■ Required task: Report the count of lines holding "complementado" in the records, with no other words.

■ Data provided:
%%
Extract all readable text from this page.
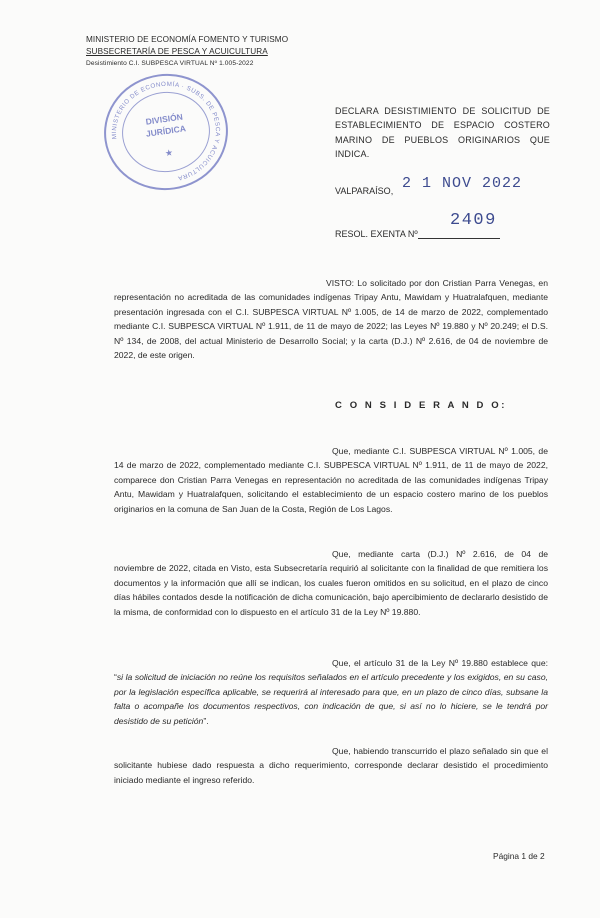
MINISTERIO DE ECONOMÍA FOMENTO Y TURISMO
SUBSECRETARÍA DE PESCA Y ACUICULTURA
Desistimiento C.I. SUBPESCA VIRTUAL Nº 1.005-2022
MINISTERIO DE ECONOMÍA · SUBS. DE PESCA Y ACUICULTURA
DIVISIÓN
JURÍDICA
★
DECLARA DESISTIMIENTO DE SOLICITUD DE
ESTABLECIMIENTO DE ESPACIO COSTERO
MARINO DE PUEBLOS ORIGINARIOS QUE INDICA.
VALPARAÍSO, 2 1 NOV 2022
RESOL. EXENTA Nº
2409
VISTO: Lo solicitado por don Cristian Parra Venegas, en representación no acreditada de las comunidades indígenas Tripay Antu, Mawidam y Huatralafquen, mediante presentación ingresada con el C.I. SUBPESCA VIRTUAL Nº 1.005, de 14 de marzo de 2022, complementado mediante C.I. SUBPESCA VIRTUAL Nº 1.911, de 11 de mayo de 2022; las Leyes Nº 19.880 y Nº 20.249; el D.S. Nº 134, de 2008, del actual Ministerio de Desarrollo Social; y la carta (D.J.) Nº 2.616, de 04 de noviembre de 2022, de este origen.
C O N S I D E R A N D O:
Que, mediante C.I. SUBPESCA VIRTUAL Nº 1.005, de 14 de marzo de 2022, complementado mediante C.I. SUBPESCA VIRTUAL Nº 1.911, de 11 de mayo de 2022, comparece don Cristian Parra Venegas en representación no acreditada de las comunidades indígenas Tripay Antu, Mawidam y Huatralafquen, solicitando el establecimiento de un espacio costero marino de los pueblos originarios en la comuna de San Juan de la Costa, Región de Los Lagos.
Que, mediante carta (D.J.) Nº 2.616, de 04 de noviembre de 2022, citada en Visto, esta Subsecretaría requirió al solicitante con la finalidad de que remitiera los documentos y la información que allí se indican, los cuales fueron omitidos en su solicitud, en el plazo de cinco días hábiles contados desde la notificación de dicha comunicación, bajo apercibimiento de declararlo desistido de la misma, de conformidad con lo dispuesto en el artículo 31 de la Ley Nº 19.880.
Que, el artículo 31 de la Ley Nº 19.880 establece que: “si la solicitud de iniciación no reúne los requisitos señalados en el artículo precedente y los exigidos, en su caso, por la legislación específica aplicable, se requerirá al interesado para que, en un plazo de cinco días, subsane la falta o acompañe los documentos respectivos, con indicación de que, si así no lo hiciere, se le tendrá por desistido de su petición”.
Que, habiendo transcurrido el plazo señalado sin que el solicitante hubiese dado respuesta a dicho requerimiento, corresponde declarar desistido el procedimiento iniciado mediante el ingreso referido.
Página 1 de 2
%%
■ Full output: 2